=== Directions for this task ===
Report each line of the data that includes the word "general".
-- begin --
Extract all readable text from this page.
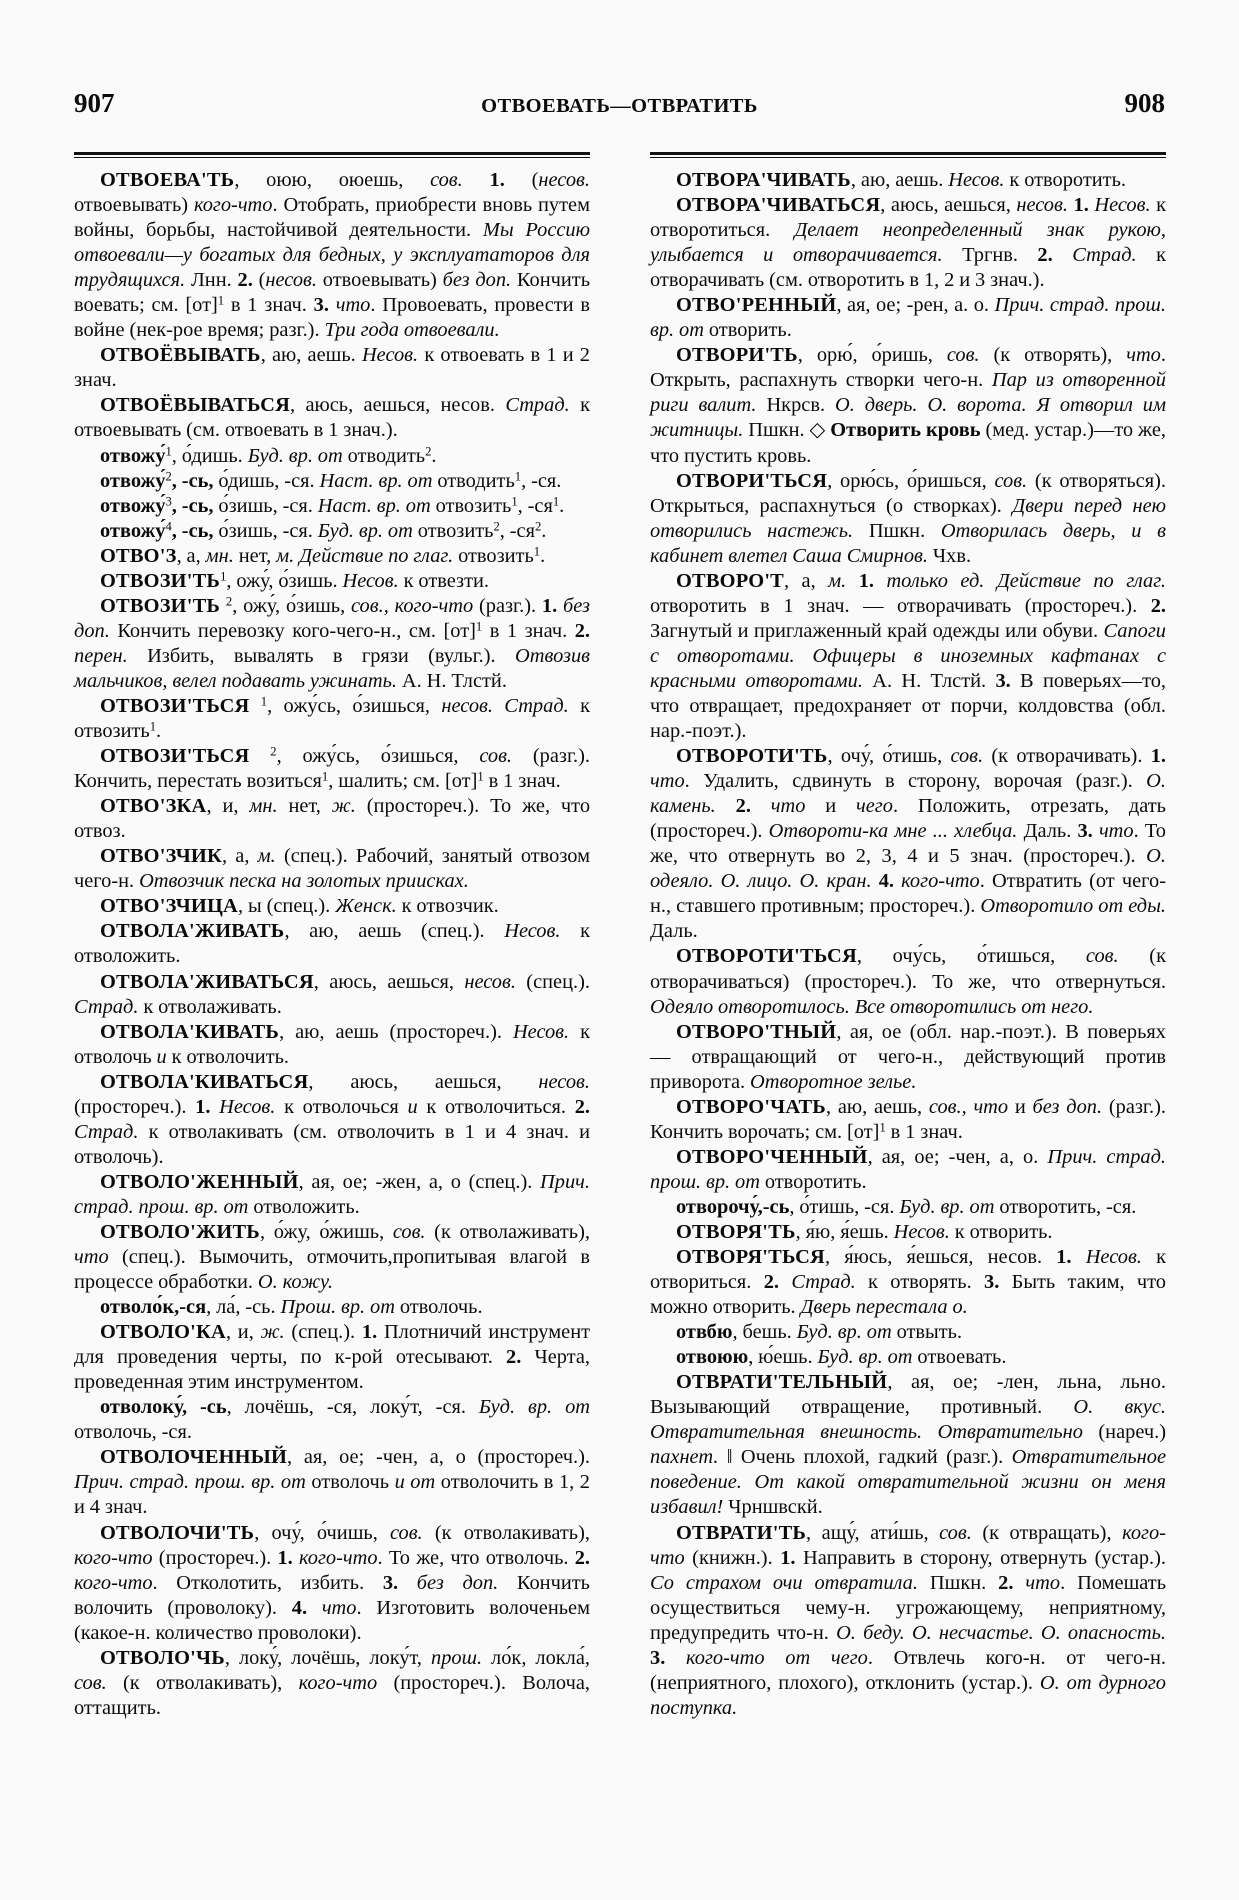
907	ОТВОЕВАТЬ—ОТВРАТИТЬ	908

ОТВОЕВА'ТЬ, оюю, оюешь, сов. 1. (несов. отвоевывать) кого-что. Отобрать, приобрести вновь путем войны, борьбы, настойчивой деятельности. Мы Россию отвоевали—у богатых для бедных, у эксплуататоров для трудящихся. Лнн. 2. (несов. отвоевывать) без доп. Кончить воевать; см. [от]$^1$ в 1 знач. 3. что. Провоевать, провести в войне (нек-рое время; разг.). Три года отвоевали.

ОТВОЁВЫВАТЬ, аю, аешь. Несов. к отвоевать в 1 и 2 знач.

ОТВОЁВЫВАТЬСЯ, аюсь, аешься, несов. Страд. к отвоевывать (см. отвоевать в 1 знач.).

отвожу́$^1$, о́дишь. Буд. вр. от отводить$^2$.

отвожу́$^2$, -сь, о́дишь, -ся. Наст. вр. от отводить$^1$, -ся.

отвожу́$^3$, -сь, о́зишь, -ся. Наст. вр. от отвозить$^1$, $-ся^1$.

отвожу́$^4$, -сь, о́зишь, -ся. Буд. вр. от отвозить$^2$, $-ся^2$.

ОТВО'З, а, мн. нет, м. Действие по глаг. отвозить$^1$.

$ОТВОЗИ'ТЬ^1$, ожу́, о́зишь. Несов. к отвезти.

ОТВОЗИ'ТЬ $^2$, ожу́, о́зишь, сов., кого-что (разг.). 1. без доп. Кончить перевозку кого-чего-н., см. [от]$^1$ в 1 знач. 2. перен. Избить, вывалять в грязи (вульг.). Отвозив мальчиков, велел подавать ужинать. А. Н. Тлстй.

ОТВОЗИ'ТЬСЯ $^1$, ожу́сь, о́зишься, несов. Страд. к отвозить$^1$.

ОТВОЗИ'ТЬСЯ $^2$, ожу́сь, о́зишься, сов. (разг.). Кончить, перестать возиться$^1$, шалить; см. [от]$^1$ в 1 знач.

ОТВО'ЗКА, и, мн. нет, ж. (простореч.). То же, что отвоз.

ОТВО'ЗЧИК, а, м. (спец.). Рабочий, занятый отвозом чего-н. Отвозчик песка на золотых приисках.

ОТВО'ЗЧИЦА, ы (спец.). Женск. к отвозчик.

ОТВОЛА'ЖИВАТЬ, аю, аешь (спец.). Несов. к отволожить.

ОТВОЛА'ЖИВАТЬСЯ, аюсь, аешься, несов. (спец.). Страд. к отволаживать.

ОТВОЛА'КИВАТЬ, аю, аешь (простореч.). Несов. к отволочь и к отволочить.

ОТВОЛА'КИВАТЬСЯ, аюсь, аешься, несов. (простореч.). 1. Несов. к отволочься и к отволочиться. 2. Страд. к отволакивать (см. отволочить в 1 и 4 знач. и отволочь).

ОТВОЛО'ЖЕННЫЙ, ая, ое; -жен, а, о (спец.). Прич. страд. прош. вр. от отволожить.

ОТВОЛО'ЖИТЬ, о́жу, о́жишь, сов. (к отволаживать), что (спец.). Вымочить, отмочить,пропитывая влагой в процессе обработки. О. кожу.

отволо́к,-ся, ла́, -сь. Прош. вр. от отволочь.

ОТВОЛО'КА, и, ж. (спец.). 1. Плотничий инструмент для проведения черты, по к-рой отесывают. 2. Черта, проведенная этим инструментом.

отволоку́, -сь, лочёшь, -ся, локу́т, -ся. Буд. вр. от отволочь, -ся.

ОТВОЛОЧЕННЫЙ, ая, ое; -чен, а, о (простореч.). Прич. страд. прош. вр. от отволочь и от отволочить в 1, 2 и 4 знач.

ОТВОЛОЧИ'ТЬ, очу́, о́чишь, сов. (к отволакивать), кого-что (простореч.). 1. кого-что. То же, что отволочь. 2. кого-что. Отколотить, избить. 3. без доп. Кончить волочить (проволоку). 4. что. Изготовить волоченьем (какое-н. количество проволоки).

ОТВОЛО'ЧЬ, локу́, лочёшь, локу́т, прош. ло́к, локла́, сов. (к отволакивать), кого-что (простореч.). Волоча, оттащить.

ОТВОРА'ЧИВАТЬ, аю, аешь. Несов. к отворотить.

ОТВОРА'ЧИВАТЬСЯ, аюсь, аешься, несов. 1. Несов. к отворотиться. Делает неопределенный знак рукою, улыбается и отворачивается. Тргнв. 2. Страд. к отворачивать (см. отворотить в 1, 2 и 3 знач.).

ОТВО'РЕННЫЙ, ая, ое; -рен, а. о. Прич. страд. прош. вр. от отворить.

ОТВОРИ'ТЬ, орю́, о́ришь, сов. (к отворять), что. Открыть, распахнуть створки чего-н. Пар из отворенной риги валит. Нкрсв. О. дверь. О. ворота. Я отворил им житницы. Пшкн. ◇ Отворить кровь (мед. устар.)—то же, что пустить кровь.

ОТВОРИ'ТЬСЯ, орю́сь, о́ришься, сов. (к отворяться). Открыться, распахнуться (о створках). Двери перед нею отворились настежь. Пшкн. Отворилась дверь, и в кабинет влетел Саша Смирнов. Чхв.

ОТВОРО'Т, а, м. 1. только ед. Действие по глаг. отворотить в 1 знач. — отворачивать (простореч.). 2. Загнутый и приглаженный край одежды или обуви. Сапоги с отворотами. Офицеры в иноземных кафтанах с красными отворотами. А. Н. Тлстй. 3. В поверьях—то, что отвращает, предохраняет от порчи, колдовства (обл. нар.-поэт.).

ОТВОРОТИ'ТЬ, очу́, о́тишь, сов. (к отворачивать). 1. что. Удалить, сдвинуть в сторону, ворочая (разг.). О. камень. 2. что и чего. Положить, отрезать, дать (простореч.). Отвороти-ка мне ... хлебца. Даль. 3. что. То же, что отвернуть во 2, 3, 4 и 5 знач. (простореч.). О. одеяло. О. лицо. О. кран. 4. кого-что. Отвратить (от чего-н., ставшего противным; простореч.). Отворотило от еды. Даль.

ОТВОРОТИ'ТЬСЯ, очу́сь, о́тишься, сов. (к отворачиваться) (простореч.). То же, что отвернуться. Одеяло отворотилось. Все отворотились от него.

ОТВОРО'ТНЫЙ, ая, ое (обл. нар.-поэт.). В поверьях — отвращающий от чего-н., действующий против приворота. Отворотное зелье.

ОТВОРО'ЧАТЬ, аю, аешь, сов., что и без доп. (разг.). Кончить ворочать; см. [от]$^1$ в 1 знач.

ОТВОРО'ЧЕННЫЙ, ая, ое; -чен, а, о. Прич. страд. прош. вр. от отворотить.

отворочу́,-сь, о́тишь, -ся. Буд. вр. от отворотить, -ся.

ОТВОРЯ'ТЬ, я́ю, я́ешь. Несов. к отворить.

ОТВОРЯ'ТЬСЯ, я́юсь, я́ешься, несов. 1. Несов. к отвориться. 2. Страд. к отворять. 3. Быть таким, что можно отворить. Дверь перестала о.

отвбю, бешь. Буд. вр. от отвыть.

отвоюю, ю́ешь. Буд. вр. от отвоевать.

ОТВРАТИ'ТЕЛЬНЫЙ, ая, ое; -лен, льна, льно. Вызывающий отвращение, противный. О. вкус. Отвратительная внешность. Отвратительно (нареч.) пахнет. ‖ Очень плохой, гадкий (разг.). Отвратительное поведение. От какой отвратительной жизни он меня избавил! Чрншвскй.

ОТВРАТИ'ТЬ, ащу́, ати́шь, сов. (к отвращать), кого-что (книжн.). 1. Направить в сторону, отвернуть (устар.). Со страхом очи отвратила. Пшкн. 2. что. Помешать осуществиться чему-н. угрожающему, неприятному, предупредить что-н. О. беду. О. несчастье. О. опасность. 3. кого-что от чего. Отвлечь кого-н. от чего-н. (неприятного, плохого), отклонить (устар.). О. от дурного поступка.
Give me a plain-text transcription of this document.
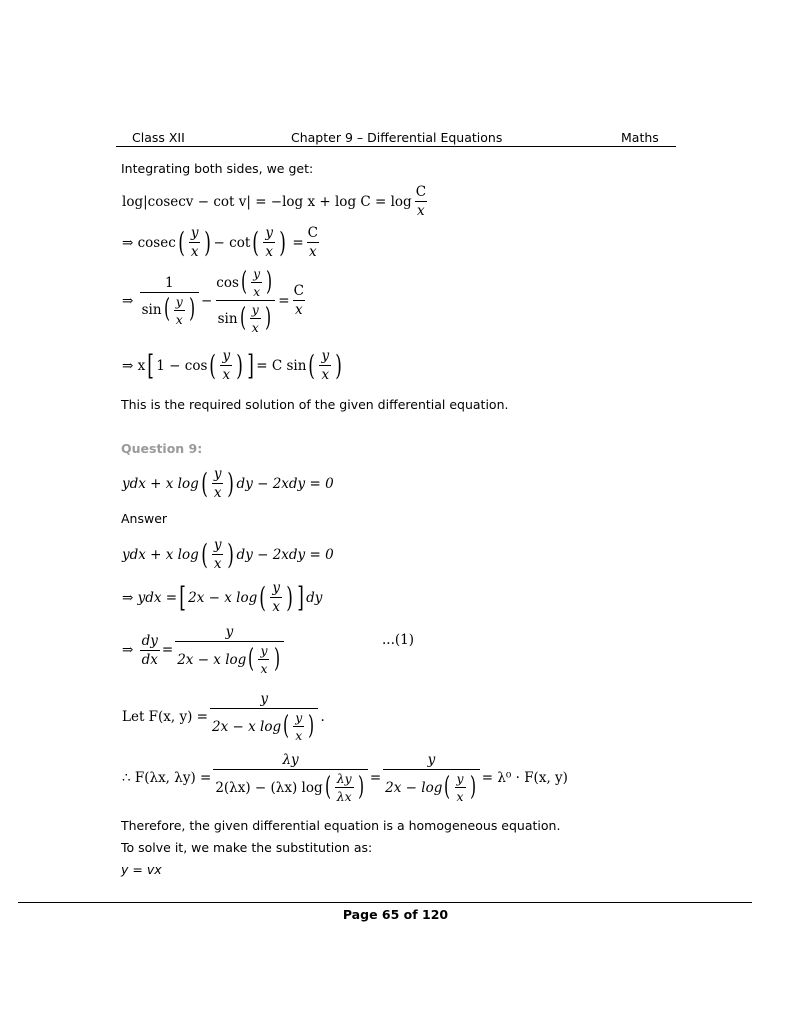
Class XII	Chapter 9 – Differential Equations	Maths
Integrating both sides, we get:
log|cosecv − cot v| = −log $x + \log C = \log \frac{C}{x}$
⇒
cosec ( $\frac{y}{x}$ ) − cot ( $\frac{y}{x}$ )
= $\frac{C}{x}$
⇒
$\frac{1}{\sin ( \frac{y}{x} )} - \frac{\cos ( \frac{y}{x} )}{\sin ( \frac{y}{x} )} = \frac{C}{x}$
⇒ x [ 1 − cos ( $\frac{y}{x}$ ) ] = C sin ( $\frac{y}{x}$ )
This is the required solution of the given differential equation.
Question 9:
ydx + x log ( $\frac{y}{x}$ ) dy − 2xdy = 0
Answer
ydx + x log ( $\frac{y}{x}$ ) dy − 2xdy = 0
⇒ ydx = [ 2x − x log ( $\frac{y}{x}$ ) ] dy
⇒
$\frac{dy}{dx} = \frac{y}{2x - x \log ( \frac{y}{x} )}$	...(1)
Let F(x, $y) = \frac{y}{2x - x \log ( \frac{y}{x} )}$ .
∴ F(λx, $\lambda y) = \frac{\lambda y}{2(\lambda x) - (\lambda x) \log ( \frac{\lambda y}{\lambda x} )} = \frac{y}{2x - \log ( \frac{y}{x} )} = \lambda^0 \cdot F(x$, y)
Therefore, the given differential equation is a homogeneous equation.
To solve it, we make the substitution as:
y = vx
Page 65 of 120
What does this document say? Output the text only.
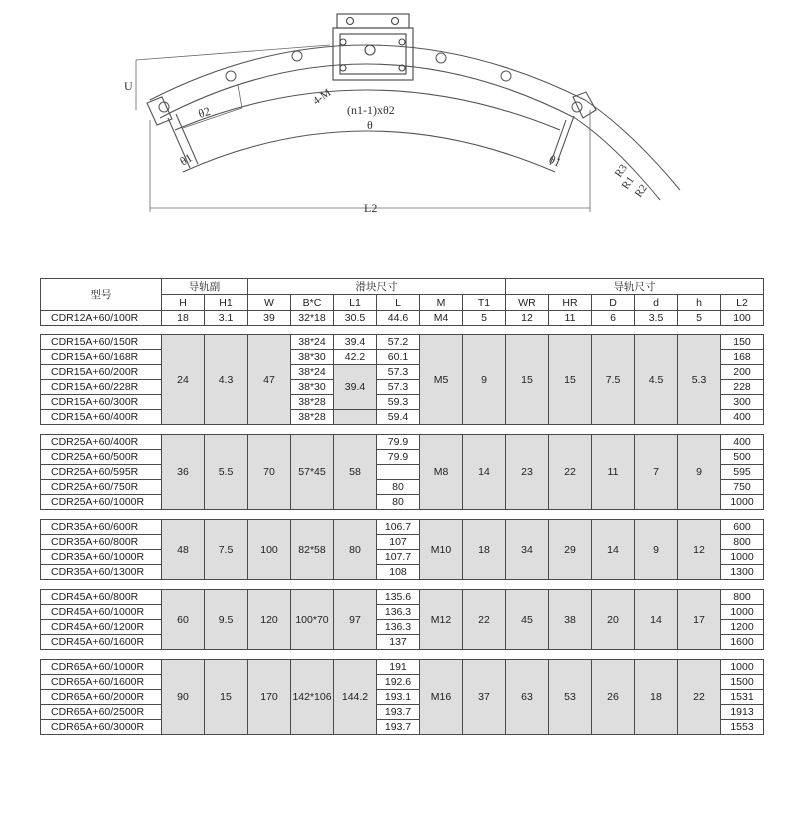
U
4-M
(n1-1)xθ2
θ
θ2
θ1	θ1
R3
R1
R2
L2
型号	导轨副		滑块尺寸						导轨尺寸					
	H	H1	W	B*C	L1	L	M	T1	WR	HR	D	d	h	L2
CDR12A+60/100R	18	3.1	39	32*18	30.5	44.6	M4	5	12	11	6	3.5	5	100

CDR15A+60/150R	24	4.3	47	38*24	39.4	57.2	M5	9	15	15	7.5	4.5	5.3	150
CDR15A+60/168R				38*30	42.2	60.1								168
CDR15A+60/200R				38*24	39.4	57.3								200
CDR15A+60/228R				38*30		57.3								228
CDR15A+60/300R				38*28		59.3								300
CDR15A+60/400R				38*28		59.4								400

CDR25A+60/400R	36	5.5	70	57*45	58	79.9	M8	14	23	22	11	7	9	400
CDR25A+60/500R						79.9								500
CDR25A+60/595R														595
CDR25A+60/750R						80								750
CDR25A+60/1000R						80								1000

CDR35A+60/600R	48	7.5	100	82*58	80	106.7	M10	18	34	29	14	9	12	600
CDR35A+60/800R						107								800
CDR35A+60/1000R						107.7								1000
CDR35A+60/1300R						108								1300

CDR45A+60/800R	60	9.5	120	100*70	97	135.6	M12	22	45	38	20	14	17	800
CDR45A+60/1000R						136.3								1000
CDR45A+60/1200R						136.3								1200
CDR45A+60/1600R						137								1600

CDR65A+60/1000R	90	15	170	142*106	144.2	191	M16	37	63	53	26	18	22	1000
CDR65A+60/1600R						192.6								1500
CDR65A+60/2000R						193.1								1531
CDR65A+60/2500R						193.7								1913
CDR65A+60/3000R						193.7								1553
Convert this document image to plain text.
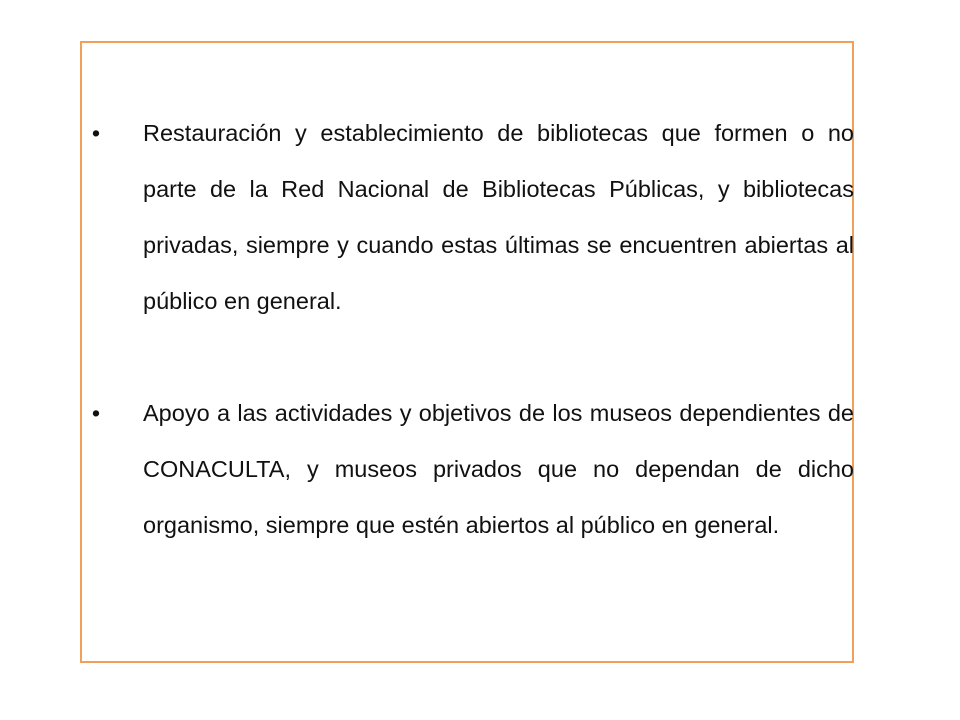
• Restauración y establecimiento de bibliotecas que formen o no parte de la Red Nacional de Bibliotecas Públicas, y bibliotecas privadas, siempre y cuando estas últimas se encuentren abiertas al público en general.
• Apoyo a las actividades y objetivos de los museos dependientes de CONACULTA, y museos privados que no dependan de dicho organismo, siempre que estén abiertos al público en general.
-- end --
=== The reply ===
• Restauración y establecimiento de bibliotecas que formen o no parte de la Red Nacional de Bibliotecas Públicas, y bibliotecas privadas, siempre y cuando estas últimas se encuentren abiertas al público en general.
• Apoyo a las actividades y objetivos de los museos dependientes de CONACULTA, y museos privados que no dependan de dicho organismo, siempre que estén abiertos al público en general.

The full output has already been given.